Information provided ::
— Begin —

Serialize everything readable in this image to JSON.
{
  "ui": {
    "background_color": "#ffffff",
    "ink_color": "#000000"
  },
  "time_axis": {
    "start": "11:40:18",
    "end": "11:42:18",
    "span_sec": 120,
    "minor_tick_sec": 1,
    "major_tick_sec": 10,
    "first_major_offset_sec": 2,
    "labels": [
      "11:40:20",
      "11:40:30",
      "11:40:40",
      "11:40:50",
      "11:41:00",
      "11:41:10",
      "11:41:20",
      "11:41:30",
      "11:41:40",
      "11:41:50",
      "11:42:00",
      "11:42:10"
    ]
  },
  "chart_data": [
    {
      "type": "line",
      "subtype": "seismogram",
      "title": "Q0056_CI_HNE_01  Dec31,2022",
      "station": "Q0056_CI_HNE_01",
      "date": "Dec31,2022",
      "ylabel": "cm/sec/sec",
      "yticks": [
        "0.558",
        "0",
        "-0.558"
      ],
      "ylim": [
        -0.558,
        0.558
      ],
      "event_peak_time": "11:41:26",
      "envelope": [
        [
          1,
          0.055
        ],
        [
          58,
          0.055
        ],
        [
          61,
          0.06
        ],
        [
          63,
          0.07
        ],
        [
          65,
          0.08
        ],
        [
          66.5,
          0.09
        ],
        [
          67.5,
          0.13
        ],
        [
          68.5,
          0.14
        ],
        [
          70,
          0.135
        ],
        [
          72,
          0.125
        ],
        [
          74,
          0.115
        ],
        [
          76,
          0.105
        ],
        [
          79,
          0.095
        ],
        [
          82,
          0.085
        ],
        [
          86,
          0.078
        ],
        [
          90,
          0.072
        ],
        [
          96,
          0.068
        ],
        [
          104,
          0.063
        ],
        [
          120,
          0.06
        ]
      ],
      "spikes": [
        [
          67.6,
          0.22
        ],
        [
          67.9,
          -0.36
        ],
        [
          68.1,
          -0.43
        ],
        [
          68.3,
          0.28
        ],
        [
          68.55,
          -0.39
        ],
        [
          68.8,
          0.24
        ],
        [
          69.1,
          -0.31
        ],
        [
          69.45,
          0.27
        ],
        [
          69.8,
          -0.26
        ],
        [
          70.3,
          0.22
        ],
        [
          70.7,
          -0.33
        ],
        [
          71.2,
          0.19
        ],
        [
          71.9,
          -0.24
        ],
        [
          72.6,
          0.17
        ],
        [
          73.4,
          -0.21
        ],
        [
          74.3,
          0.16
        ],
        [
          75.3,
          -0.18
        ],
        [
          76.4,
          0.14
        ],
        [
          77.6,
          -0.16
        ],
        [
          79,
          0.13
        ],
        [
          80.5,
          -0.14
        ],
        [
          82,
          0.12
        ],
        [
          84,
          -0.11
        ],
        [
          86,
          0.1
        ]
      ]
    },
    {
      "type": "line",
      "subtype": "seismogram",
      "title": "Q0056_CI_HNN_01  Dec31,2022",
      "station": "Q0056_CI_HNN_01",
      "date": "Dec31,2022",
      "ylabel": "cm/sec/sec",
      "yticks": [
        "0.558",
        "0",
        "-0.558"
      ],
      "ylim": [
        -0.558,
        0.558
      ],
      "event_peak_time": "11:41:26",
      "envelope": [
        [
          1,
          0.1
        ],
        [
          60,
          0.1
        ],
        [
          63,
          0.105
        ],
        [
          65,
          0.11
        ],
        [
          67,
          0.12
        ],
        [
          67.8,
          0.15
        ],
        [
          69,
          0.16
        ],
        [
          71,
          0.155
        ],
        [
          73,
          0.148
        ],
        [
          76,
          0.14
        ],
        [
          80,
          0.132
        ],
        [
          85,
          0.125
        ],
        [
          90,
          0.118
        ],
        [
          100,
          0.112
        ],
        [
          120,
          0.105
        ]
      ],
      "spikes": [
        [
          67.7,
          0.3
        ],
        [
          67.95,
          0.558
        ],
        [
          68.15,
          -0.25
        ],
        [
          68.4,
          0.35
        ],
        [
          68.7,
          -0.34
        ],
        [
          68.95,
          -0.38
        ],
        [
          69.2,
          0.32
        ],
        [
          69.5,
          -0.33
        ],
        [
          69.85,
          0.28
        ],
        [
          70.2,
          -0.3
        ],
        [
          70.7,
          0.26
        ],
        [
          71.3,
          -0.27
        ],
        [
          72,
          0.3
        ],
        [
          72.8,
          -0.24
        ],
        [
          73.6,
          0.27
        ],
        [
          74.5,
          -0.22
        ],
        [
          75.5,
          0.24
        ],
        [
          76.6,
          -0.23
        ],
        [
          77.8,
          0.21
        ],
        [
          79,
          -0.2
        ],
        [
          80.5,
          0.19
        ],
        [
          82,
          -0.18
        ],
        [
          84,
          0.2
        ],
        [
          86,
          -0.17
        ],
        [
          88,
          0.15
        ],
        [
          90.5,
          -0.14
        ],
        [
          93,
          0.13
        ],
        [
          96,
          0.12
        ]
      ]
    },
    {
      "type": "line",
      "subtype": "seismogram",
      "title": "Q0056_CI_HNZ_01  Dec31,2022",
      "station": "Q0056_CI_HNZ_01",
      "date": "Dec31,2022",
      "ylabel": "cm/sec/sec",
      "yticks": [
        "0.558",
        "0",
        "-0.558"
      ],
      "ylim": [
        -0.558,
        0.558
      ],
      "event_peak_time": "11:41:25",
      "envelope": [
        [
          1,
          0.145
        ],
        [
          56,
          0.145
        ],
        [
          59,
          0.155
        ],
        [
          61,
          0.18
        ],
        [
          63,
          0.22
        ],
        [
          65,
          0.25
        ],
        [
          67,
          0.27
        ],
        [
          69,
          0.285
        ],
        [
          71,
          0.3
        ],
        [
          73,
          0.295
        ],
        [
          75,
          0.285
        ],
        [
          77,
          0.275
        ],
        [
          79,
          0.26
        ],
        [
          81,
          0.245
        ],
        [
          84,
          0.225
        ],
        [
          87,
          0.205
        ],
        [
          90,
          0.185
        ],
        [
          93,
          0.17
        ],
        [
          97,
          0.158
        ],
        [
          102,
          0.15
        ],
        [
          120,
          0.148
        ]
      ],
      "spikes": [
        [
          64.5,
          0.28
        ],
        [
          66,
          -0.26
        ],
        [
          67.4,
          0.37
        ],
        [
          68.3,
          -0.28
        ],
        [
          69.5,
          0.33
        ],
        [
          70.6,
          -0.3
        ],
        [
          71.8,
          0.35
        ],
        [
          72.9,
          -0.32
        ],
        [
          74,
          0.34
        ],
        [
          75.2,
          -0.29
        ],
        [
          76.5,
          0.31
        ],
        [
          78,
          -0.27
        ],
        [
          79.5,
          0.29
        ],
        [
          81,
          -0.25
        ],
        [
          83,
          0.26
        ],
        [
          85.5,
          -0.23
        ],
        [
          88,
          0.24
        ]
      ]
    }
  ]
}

— End —

Given task :: Return all of the entries exactly as written.

Response to the task ::
Serialize everything readable in this image to JSON.
{
  "ui": {
    "background_color": "#ffffff",
    "ink_color": "#000000"
  },
  "time_axis": {
    "start": "11:40:18",
    "end": "11:42:18",
    "span_sec": 120,
    "minor_tick_sec": 1,
    "major_tick_sec": 10,
    "first_major_offset_sec": 2,
    "labels": [
      "11:40:20",
      "11:40:30",
      "11:40:40",
      "11:40:50",
      "11:41:00",
      "11:41:10",
      "11:41:20",
      "11:41:30",
      "11:41:40",
      "11:41:50",
      "11:42:00",
      "11:42:10"
    ]
  },
  "chart_data": [
    {
      "type": "line",
      "subtype": "seismogram",
      "title": "Q0056_CI_HNE_01  Dec31,2022",
      "station": "Q0056_CI_HNE_01",
      "date": "Dec31,2022",
      "ylabel": "cm/sec/sec",
      "yticks": [
        "0.558",
        "0",
        "-0.558"
      ],
      "ylim": [
        -0.558,
        0.558
      ],
      "event_peak_time": "11:41:26",
      "envelope": [
        [
          1,
          0.055
        ],
        [
          58,
          0.055
        ],
        [
          61,
          0.06
        ],
        [
          63,
          0.07
        ],
        [
          65,
          0.08
        ],
        [
          66.5,
          0.09
        ],
        [
          67.5,
          0.13
        ],
        [
          68.5,
          0.14
        ],
        [
          70,
          0.135
        ],
        [
          72,
          0.125
        ],
        [
          74,
          0.115
        ],
        [
          76,
          0.105
        ],
        [
          79,
          0.095
        ],
        [
          82,
          0.085
        ],
        [
          86,
          0.078
        ],
        [
          90,
          0.072
        ],
        [
          96,
          0.068
        ],
        [
          104,
          0.063
        ],
        [
          120,
          0.06
        ]
      ],
      "spikes": [
        [
          67.6,
          0.22
        ],
        [
          67.9,
          -0.36
        ],
        [
          68.1,
          -0.43
        ],
        [
          68.3,
          0.28
        ],
        [
          68.55,
          -0.39
        ],
        [
          68.8,
          0.24
        ],
        [
          69.1,
          -0.31
        ],
        [
          69.45,
          0.27
        ],
        [
          69.8,
          -0.26
        ],
        [
          70.3,
          0.22
        ],
        [
          70.7,
          -0.33
        ],
        [
          71.2,
          0.19
        ],
        [
          71.9,
          -0.24
        ],
        [
          72.6,
          0.17
        ],
        [
          73.4,
          -0.21
        ],
        [
          74.3,
          0.16
        ],
        [
          75.3,
          -0.18
        ],
        [
          76.4,
          0.14
        ],
        [
          77.6,
          -0.16
        ],
        [
          79,
          0.13
        ],
        [
          80.5,
          -0.14
        ],
        [
          82,
          0.12
        ],
        [
          84,
          -0.11
        ],
        [
          86,
          0.1
        ]
      ]
    },
    {
      "type": "line",
      "subtype": "seismogram",
      "title": "Q0056_CI_HNN_01  Dec31,2022",
      "station": "Q0056_CI_HNN_01",
      "date": "Dec31,2022",
      "ylabel": "cm/sec/sec",
      "yticks": [
        "0.558",
        "0",
        "-0.558"
      ],
      "ylim": [
        -0.558,
        0.558
      ],
      "event_peak_time": "11:41:26",
      "envelope": [
        [
          1,
          0.1
        ],
        [
          60,
          0.1
        ],
        [
          63,
          0.105
        ],
        [
          65,
          0.11
        ],
        [
          67,
          0.12
        ],
        [
          67.8,
          0.15
        ],
        [
          69,
          0.16
        ],
        [
          71,
          0.155
        ],
        [
          73,
          0.148
        ],
        [
          76,
          0.14
        ],
        [
          80,
          0.132
        ],
        [
          85,
          0.125
        ],
        [
          90,
          0.118
        ],
        [
          100,
          0.112
        ],
        [
          120,
          0.105
        ]
      ],
      "spikes": [
        [
          67.7,
          0.3
        ],
        [
          67.95,
          0.558
        ],
        [
          68.15,
          -0.25
        ],
        [
          68.4,
          0.35
        ],
        [
          68.7,
          -0.34
        ],
        [
          68.95,
          -0.38
        ],
        [
          69.2,
          0.32
        ],
        [
          69.5,
          -0.33
        ],
        [
          69.85,
          0.28
        ],
        [
          70.2,
          -0.3
        ],
        [
          70.7,
          0.26
        ],
        [
          71.3,
          -0.27
        ],
        [
          72,
          0.3
        ],
        [
          72.8,
          -0.24
        ],
        [
          73.6,
          0.27
        ],
        [
          74.5,
          -0.22
        ],
        [
          75.5,
          0.24
        ],
        [
          76.6,
          -0.23
        ],
        [
          77.8,
          0.21
        ],
        [
          79,
          -0.2
        ],
        [
          80.5,
          0.19
        ],
        [
          82,
          -0.18
        ],
        [
          84,
          0.2
        ],
        [
          86,
          -0.17
        ],
        [
          88,
          0.15
        ],
        [
          90.5,
          -0.14
        ],
        [
          93,
          0.13
        ],
        [
          96,
          0.12
        ]
      ]
    },
    {
      "type": "line",
      "subtype": "seismogram",
      "title": "Q0056_CI_HNZ_01  Dec31,2022",
      "station": "Q0056_CI_HNZ_01",
      "date": "Dec31,2022",
      "ylabel": "cm/sec/sec",
      "yticks": [
        "0.558",
        "0",
        "-0.558"
      ],
      "ylim": [
        -0.558,
        0.558
      ],
      "event_peak_time": "11:41:25",
      "envelope": [
        [
          1,
          0.145
        ],
        [
          56,
          0.145
        ],
        [
          59,
          0.155
        ],
        [
          61,
          0.18
        ],
        [
          63,
          0.22
        ],
        [
          65,
          0.25
        ],
        [
          67,
          0.27
        ],
        [
          69,
          0.285
        ],
        [
          71,
          0.3
        ],
        [
          73,
          0.295
        ],
        [
          75,
          0.285
        ],
        [
          77,
          0.275
        ],
        [
          79,
          0.26
        ],
        [
          81,
          0.245
        ],
        [
          84,
          0.225
        ],
        [
          87,
          0.205
        ],
        [
          90,
          0.185
        ],
        [
          93,
          0.17
        ],
        [
          97,
          0.158
        ],
        [
          102,
          0.15
        ],
        [
          120,
          0.148
        ]
      ],
      "spikes": [
        [
          64.5,
          0.28
        ],
        [
          66,
          -0.26
        ],
        [
          67.4,
          0.37
        ],
        [
          68.3,
          -0.28
        ],
        [
          69.5,
          0.33
        ],
        [
          70.6,
          -0.3
        ],
        [
          71.8,
          0.35
        ],
        [
          72.9,
          -0.32
        ],
        [
          74,
          0.34
        ],
        [
          75.2,
          -0.29
        ],
        [
          76.5,
          0.31
        ],
        [
          78,
          -0.27
        ],
        [
          79.5,
          0.29
        ],
        [
          81,
          -0.25
        ],
        [
          83,
          0.26
        ],
        [
          85.5,
          -0.23
        ],
        [
          88,
          0.24
        ]
      ]
    }
  ]
}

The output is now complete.